INSTRUCTIONS TO FOLLOW:
Using the entries that follow, collect the lines where the word "mmol" appears.

THE INPUT:
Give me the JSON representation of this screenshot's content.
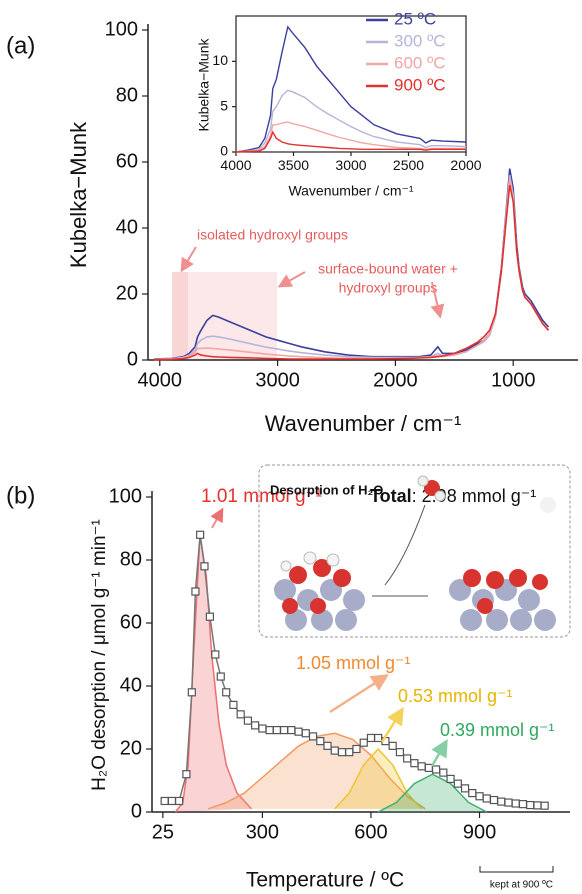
{
  "chart_data": [
    {
      "type": "line",
      "panel_label": "(a)",
      "xlabel": "Wavenumber / cm⁻¹",
      "ylabel": "Kubelka−Munk",
      "annotations": [
        "isolated hydroxyl groups",
        "surface-bound water +",
        "hydroxyl groups"
      ],
      "x": [
        4050,
        3900,
        3800,
        3750,
        3700,
        3680,
        3650,
        3600,
        3550,
        3500,
        3400,
        3300,
        3200,
        3100,
        3000,
        2900,
        2800,
        2600,
        2400,
        2200,
        2000,
        1900,
        1800,
        1700,
        1640,
        1600,
        1500,
        1400,
        1300,
        1250,
        1200,
        1150,
        1100,
        1060,
        1030,
        1000,
        970,
        950,
        920,
        900,
        850,
        800,
        750,
        700
      ],
      "series": [
        {
          "color": "#3b3f9e",
          "values": [
            0.3,
            0.5,
            1,
            2,
            4,
            7,
            9,
            12,
            13.5,
            13,
            11.5,
            10,
            8.5,
            7,
            6,
            5,
            4,
            2.5,
            1.5,
            1,
            1,
            1,
            1,
            1.5,
            4,
            2,
            2,
            3,
            5,
            6,
            8,
            14,
            28,
            45,
            58,
            52,
            35,
            28,
            22,
            20,
            18,
            15,
            12,
            10
          ]
        },
        {
          "color": "#b7b4dc",
          "values": [
            0.2,
            0.4,
            0.8,
            1.5,
            3,
            5,
            6,
            7,
            7.2,
            7,
            6.3,
            5.5,
            4.7,
            3.9,
            3.3,
            2.7,
            2.2,
            1.5,
            1,
            0.8,
            0.8,
            0.8,
            0.8,
            1,
            2,
            1.2,
            1.5,
            2.5,
            4.5,
            5.5,
            7.5,
            13,
            27,
            44,
            56,
            50,
            33,
            27,
            21,
            19,
            17,
            14,
            11,
            9
          ]
        },
        {
          "color": "#f2a6a6",
          "values": [
            0.2,
            0.3,
            0.6,
            1.2,
            2.2,
            3.5,
            3.5,
            3.6,
            3.5,
            3.3,
            3,
            2.6,
            2.2,
            1.8,
            1.5,
            1.2,
            1,
            0.7,
            0.5,
            0.5,
            0.5,
            0.6,
            0.7,
            1,
            1.3,
            1,
            1.5,
            2.5,
            4.5,
            6,
            8,
            13.5,
            27,
            43,
            55,
            49,
            33,
            27,
            21,
            19,
            17,
            14,
            11,
            9
          ]
        },
        {
          "color": "#e3322e",
          "values": [
            0.1,
            0.2,
            0.4,
            0.8,
            1.5,
            2,
            1.5,
            1.2,
            1,
            0.9,
            0.8,
            0.7,
            0.6,
            0.5,
            0.4,
            0.3,
            0.3,
            0.3,
            0.3,
            0.3,
            0.4,
            0.5,
            0.6,
            0.8,
            1,
            1.2,
            2,
            3.5,
            5.5,
            7,
            9,
            14,
            27,
            42,
            53,
            48,
            33,
            27,
            21,
            19,
            17,
            14,
            11,
            9
          ]
        }
      ],
      "xlim": [
        4100,
        450
      ],
      "xticks": [
        4000,
        3000,
        2000,
        1000
      ],
      "ylim": [
        0,
        100
      ],
      "yticks": [
        0,
        20,
        40,
        60,
        80,
        100
      ]
    },
    {
      "type": "line",
      "xlabel": "Wavenumber / cm⁻¹",
      "ylabel": "Kubelka−Munk",
      "legend": "upper right",
      "x": [
        4000,
        3900,
        3800,
        3750,
        3700,
        3680,
        3650,
        3600,
        3550,
        3500,
        3400,
        3300,
        3200,
        3100,
        3000,
        2900,
        2800,
        2600,
        2400,
        2350,
        2300,
        2200,
        2000
      ],
      "series": [
        {
          "name": "25 ºC",
          "color": "#3b3f9e",
          "values": [
            0,
            0.2,
            0.5,
            1.5,
            4,
            7,
            8,
            11,
            13.8,
            13,
            11.5,
            9.5,
            8,
            6.5,
            5,
            4,
            3,
            2,
            1.5,
            1,
            1.3,
            1.2,
            1.1
          ]
        },
        {
          "name": "300 ºC",
          "color": "#b7b4dc",
          "values": [
            0,
            0.1,
            0.3,
            1,
            2.5,
            4.5,
            5,
            6.2,
            6.8,
            6.6,
            6,
            5,
            4.2,
            3.5,
            2.8,
            2.2,
            1.7,
            1.1,
            0.8,
            0.5,
            0.7,
            0.7,
            0.6
          ]
        },
        {
          "name": "600 ºC",
          "color": "#f2a6a6",
          "values": [
            0,
            0.1,
            0.2,
            0.6,
            1.8,
            3,
            3,
            3.2,
            3.3,
            3.1,
            2.8,
            2.4,
            2,
            1.6,
            1.3,
            1,
            0.8,
            0.5,
            0.4,
            0.3,
            0.4,
            0.4,
            0.4
          ]
        },
        {
          "name": "900 ºC",
          "color": "#e3322e",
          "values": [
            0,
            0.05,
            0.1,
            0.4,
            1.5,
            2.2,
            1.5,
            1.1,
            0.9,
            0.8,
            0.7,
            0.6,
            0.5,
            0.4,
            0.35,
            0.3,
            0.3,
            0.3,
            0.3,
            0.2,
            0.3,
            0.3,
            0.3
          ]
        }
      ],
      "xlim": [
        4000,
        2000
      ],
      "xticks": [
        4000,
        3500,
        3000,
        2500,
        2000
      ],
      "ylim": [
        0,
        15
      ],
      "yticks": [
        0,
        5,
        10
      ]
    },
    {
      "type": "line",
      "panel_label": "(b)",
      "xlabel": "Temperature / ºC",
      "ylabel": "H₂O desorption / μmol g⁻¹ min⁻¹",
      "total_label": "Total",
      "total_text": ": 2.98 mmol g⁻¹",
      "inset_title": "Desorption of H₂O",
      "note": "kept at 900 ºC",
      "marker": "square",
      "color": "#777777",
      "x": [
        30,
        50,
        70,
        90,
        105,
        115,
        128,
        140,
        155,
        170,
        185,
        200,
        220,
        240,
        260,
        280,
        300,
        320,
        340,
        360,
        380,
        400,
        420,
        440,
        460,
        480,
        500,
        520,
        540,
        560,
        580,
        600,
        620,
        640,
        660,
        680,
        700,
        720,
        740,
        760,
        780,
        800,
        820,
        840,
        860,
        880,
        900,
        920,
        940,
        960,
        980,
        1000,
        1020,
        1040,
        1060,
        1080
      ],
      "values": [
        3.5,
        3.5,
        3.5,
        12,
        38,
        70,
        88,
        78,
        62,
        50,
        43,
        38,
        34,
        31,
        29,
        27.5,
        26.5,
        26,
        26,
        26,
        26,
        25.5,
        25,
        24,
        22.5,
        21,
        19.5,
        19,
        19,
        20,
        22,
        23.5,
        23.5,
        22.5,
        21,
        19,
        17,
        15.5,
        14.5,
        14,
        13.5,
        12.5,
        10.5,
        9,
        7.5,
        6,
        5,
        4.3,
        3.8,
        3.3,
        3,
        2.7,
        2.5,
        2.2,
        2.1,
        2
      ],
      "components": [
        {
          "label": "1.01 mmol g⁻¹",
          "color": "#ee6f6f",
          "x": [
            60,
            80,
            95,
            110,
            128,
            145,
            160,
            180,
            200,
            230,
            270
          ],
          "values": [
            0,
            3,
            15,
            50,
            88,
            75,
            50,
            28,
            15,
            6,
            1
          ]
        },
        {
          "label": "1.05 mmol g⁻¹",
          "color": "#f39a62",
          "x": [
            150,
            200,
            250,
            300,
            350,
            400,
            450,
            500,
            550,
            600,
            650,
            700,
            750
          ],
          "values": [
            1,
            3,
            6,
            11,
            16,
            21,
            24,
            25,
            23,
            18,
            11,
            5,
            1
          ]
        },
        {
          "label": "0.53 mmol g⁻¹",
          "color": "#f0c430",
          "x": [
            500,
            540,
            580,
            620,
            660,
            700,
            740
          ],
          "values": [
            1,
            6,
            15,
            20,
            15,
            6,
            1
          ]
        },
        {
          "label": "0.39 mmol g⁻¹",
          "color": "#3fb070",
          "x": [
            620,
            670,
            720,
            770,
            820,
            870,
            920
          ],
          "values": [
            0,
            3,
            9,
            12,
            9,
            3,
            0
          ]
        }
      ],
      "xlim": [
        -5,
        1150
      ],
      "xticks": [
        25,
        300,
        600,
        900
      ],
      "ylim": [
        0,
        100
      ],
      "yticks": [
        0,
        20,
        40,
        60,
        80,
        100
      ]
    }
  ]
}
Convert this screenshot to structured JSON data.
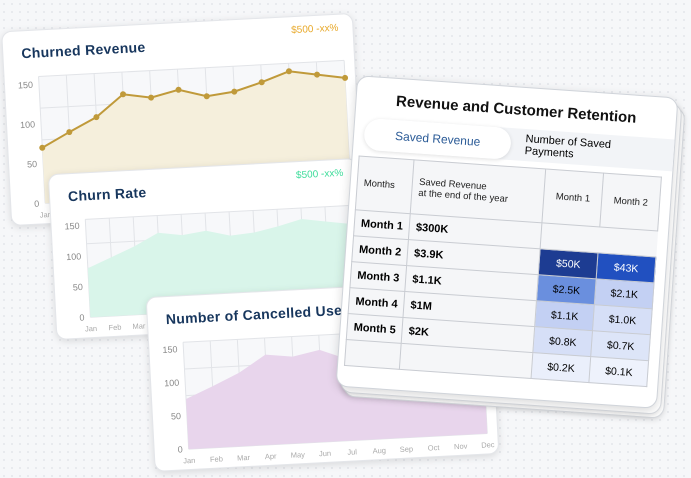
{
  "cards": [
    {
      "title": "Churned Revenue",
      "badge": "$500 -xx%",
      "badge_color": "#e8a92a",
      "line_color": "#c09a3a",
      "fill_color": "#f5efdc",
      "type": "line",
      "y_ticks": [
        "150",
        "100",
        "50",
        "0"
      ],
      "x_labels": [
        "Jan"
      ],
      "values": [
        70,
        88,
        105,
        132,
        126,
        134,
        124,
        128,
        138,
        150,
        144,
        138
      ]
    },
    {
      "title": "Churn Rate",
      "badge": "$500 -xx%",
      "badge_color": "#3ddc9a",
      "fill_color": "#d9f5ea",
      "type": "area",
      "y_ticks": [
        "150",
        "100",
        "50",
        "0"
      ],
      "x_labels": [
        "Jan",
        "Feb",
        "Mar"
      ],
      "values": [
        80,
        96,
        112,
        132,
        126,
        131,
        121,
        124,
        132,
        142,
        136,
        130
      ]
    },
    {
      "title": "Number of Cancelled User",
      "fill_color": "#e8d5ec",
      "type": "area",
      "y_ticks": [
        "150",
        "100",
        "50",
        "0"
      ],
      "x_labels": [
        "Jan",
        "Feb",
        "Mar",
        "Apr",
        "May",
        "Jun",
        "Jul",
        "Aug",
        "Sep",
        "Oct",
        "Nov",
        "Dec"
      ],
      "values": [
        75,
        92,
        110,
        135,
        130,
        138,
        122,
        108,
        92,
        82,
        68,
        56
      ]
    }
  ],
  "retention": {
    "title": "Revenue and Customer Retention",
    "tabs": [
      {
        "label": "Saved Revenue",
        "active": true
      },
      {
        "label": "Number of Saved Payments",
        "active": false
      }
    ],
    "headers": [
      "Months",
      "Saved Revenue",
      "at the end of the year",
      "Month 1",
      "Month 2"
    ],
    "rows": [
      {
        "month": "Month 1",
        "saved": "$300K"
      },
      {
        "month": "Month 2",
        "saved": "$3.9K"
      },
      {
        "month": "Month 3",
        "saved": "$1.1K"
      },
      {
        "month": "Month 4",
        "saved": "$1M"
      },
      {
        "month": "Month 5",
        "saved": "$2K"
      }
    ],
    "heat": [
      [
        {
          "v": "$50K",
          "c": "#1d3c92"
        },
        {
          "v": "$43K",
          "c": "#2150c0"
        }
      ],
      [
        {
          "v": "$2.5K",
          "c": "#6a8fde"
        },
        {
          "v": "$2.1K",
          "c": "#c3d0f3"
        }
      ],
      [
        {
          "v": "$1.1K",
          "c": "#c3d0f3"
        },
        {
          "v": "$1.0K",
          "c": "#d6dff7"
        }
      ],
      [
        {
          "v": "$0.8K",
          "c": "#d6dff7"
        },
        {
          "v": "$0.7K",
          "c": "#dde5f8"
        }
      ],
      [
        {
          "v": "$0.2K",
          "c": "#eaeffb"
        },
        {
          "v": "$0.1K",
          "c": "#eef2fc"
        }
      ]
    ]
  }
}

REPLY TO THE TASK:
      "total_text": ": 2.98 mmol g⁻¹",
          "label": "1.01 mmol g⁻¹",
          "label": "1.05 mmol g⁻¹",
          "label": "0.53 mmol g⁻¹",
          "label": "0.39 mmol g⁻¹",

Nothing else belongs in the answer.